(Dataset records)
^^^^

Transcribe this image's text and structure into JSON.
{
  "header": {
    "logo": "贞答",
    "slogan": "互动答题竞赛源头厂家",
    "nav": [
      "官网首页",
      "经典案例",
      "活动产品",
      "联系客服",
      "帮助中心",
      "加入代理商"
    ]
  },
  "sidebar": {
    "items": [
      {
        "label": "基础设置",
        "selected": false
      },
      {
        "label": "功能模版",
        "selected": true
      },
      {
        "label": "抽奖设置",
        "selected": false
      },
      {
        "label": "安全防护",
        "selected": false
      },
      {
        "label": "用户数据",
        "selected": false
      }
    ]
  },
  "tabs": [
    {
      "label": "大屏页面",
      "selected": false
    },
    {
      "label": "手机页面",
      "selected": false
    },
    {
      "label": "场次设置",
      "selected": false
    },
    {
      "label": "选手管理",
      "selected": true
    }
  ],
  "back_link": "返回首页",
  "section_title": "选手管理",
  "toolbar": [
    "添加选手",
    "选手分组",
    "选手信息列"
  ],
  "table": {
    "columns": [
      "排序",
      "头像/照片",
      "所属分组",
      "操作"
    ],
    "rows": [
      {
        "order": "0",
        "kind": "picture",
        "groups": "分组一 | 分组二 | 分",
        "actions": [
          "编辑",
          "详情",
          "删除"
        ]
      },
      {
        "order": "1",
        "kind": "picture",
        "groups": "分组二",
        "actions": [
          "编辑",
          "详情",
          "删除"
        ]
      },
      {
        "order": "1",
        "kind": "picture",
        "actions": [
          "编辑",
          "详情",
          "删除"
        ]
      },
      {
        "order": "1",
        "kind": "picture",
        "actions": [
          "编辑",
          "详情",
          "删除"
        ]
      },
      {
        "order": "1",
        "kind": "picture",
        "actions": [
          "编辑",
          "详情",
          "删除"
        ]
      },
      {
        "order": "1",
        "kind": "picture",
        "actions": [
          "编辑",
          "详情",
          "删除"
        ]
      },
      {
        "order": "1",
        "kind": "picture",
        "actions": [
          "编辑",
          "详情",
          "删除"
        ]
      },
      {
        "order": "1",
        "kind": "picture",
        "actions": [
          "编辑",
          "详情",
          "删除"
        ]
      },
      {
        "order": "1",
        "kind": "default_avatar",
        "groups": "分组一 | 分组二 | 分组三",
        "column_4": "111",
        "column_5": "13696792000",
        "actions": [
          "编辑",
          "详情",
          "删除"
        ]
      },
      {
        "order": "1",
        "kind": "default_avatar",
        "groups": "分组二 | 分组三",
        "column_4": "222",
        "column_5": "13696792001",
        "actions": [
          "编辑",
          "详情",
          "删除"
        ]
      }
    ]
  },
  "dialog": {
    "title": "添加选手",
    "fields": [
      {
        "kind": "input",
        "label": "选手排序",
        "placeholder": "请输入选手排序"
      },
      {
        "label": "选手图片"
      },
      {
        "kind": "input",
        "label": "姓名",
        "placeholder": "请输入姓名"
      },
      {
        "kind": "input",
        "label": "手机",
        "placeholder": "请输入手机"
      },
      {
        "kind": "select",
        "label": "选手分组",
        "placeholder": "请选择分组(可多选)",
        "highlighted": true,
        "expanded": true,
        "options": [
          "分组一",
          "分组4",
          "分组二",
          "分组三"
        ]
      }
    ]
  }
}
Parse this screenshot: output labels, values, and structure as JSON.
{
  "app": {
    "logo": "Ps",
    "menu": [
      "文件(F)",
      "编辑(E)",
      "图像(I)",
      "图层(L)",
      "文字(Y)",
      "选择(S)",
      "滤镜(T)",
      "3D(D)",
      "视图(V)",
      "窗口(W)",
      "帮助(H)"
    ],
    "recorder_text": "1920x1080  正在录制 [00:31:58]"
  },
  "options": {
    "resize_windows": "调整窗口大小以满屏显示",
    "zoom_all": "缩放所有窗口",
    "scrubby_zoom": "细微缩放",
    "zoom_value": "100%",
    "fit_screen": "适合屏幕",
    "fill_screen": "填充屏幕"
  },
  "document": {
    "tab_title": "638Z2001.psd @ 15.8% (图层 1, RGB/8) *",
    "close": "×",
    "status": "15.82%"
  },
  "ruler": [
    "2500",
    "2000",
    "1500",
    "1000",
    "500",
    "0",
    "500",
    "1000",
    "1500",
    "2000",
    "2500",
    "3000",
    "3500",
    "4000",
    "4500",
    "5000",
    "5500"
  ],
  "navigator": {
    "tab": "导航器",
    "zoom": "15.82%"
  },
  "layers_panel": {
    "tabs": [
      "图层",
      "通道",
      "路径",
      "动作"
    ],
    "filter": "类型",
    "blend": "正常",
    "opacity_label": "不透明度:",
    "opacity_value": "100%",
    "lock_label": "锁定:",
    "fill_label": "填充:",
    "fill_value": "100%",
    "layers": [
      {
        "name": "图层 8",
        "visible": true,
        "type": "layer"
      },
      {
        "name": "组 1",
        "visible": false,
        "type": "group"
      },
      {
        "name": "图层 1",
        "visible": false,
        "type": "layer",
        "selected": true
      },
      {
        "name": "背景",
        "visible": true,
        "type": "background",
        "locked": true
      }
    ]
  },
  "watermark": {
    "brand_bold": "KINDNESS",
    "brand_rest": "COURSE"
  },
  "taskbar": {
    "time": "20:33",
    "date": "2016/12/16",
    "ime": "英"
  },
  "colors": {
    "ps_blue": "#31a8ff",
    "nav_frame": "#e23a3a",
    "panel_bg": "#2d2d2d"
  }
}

^^^^

WHAT IS ASKED:
Pull out every line of the entries that includes the word "groups".

REPLY:
        "groups": "分组一 | 分组二 | 分",
        "groups": "分组二",
        "groups": "分组一 | 分组二 | 分组三",
        "groups": "分组二 | 分组三",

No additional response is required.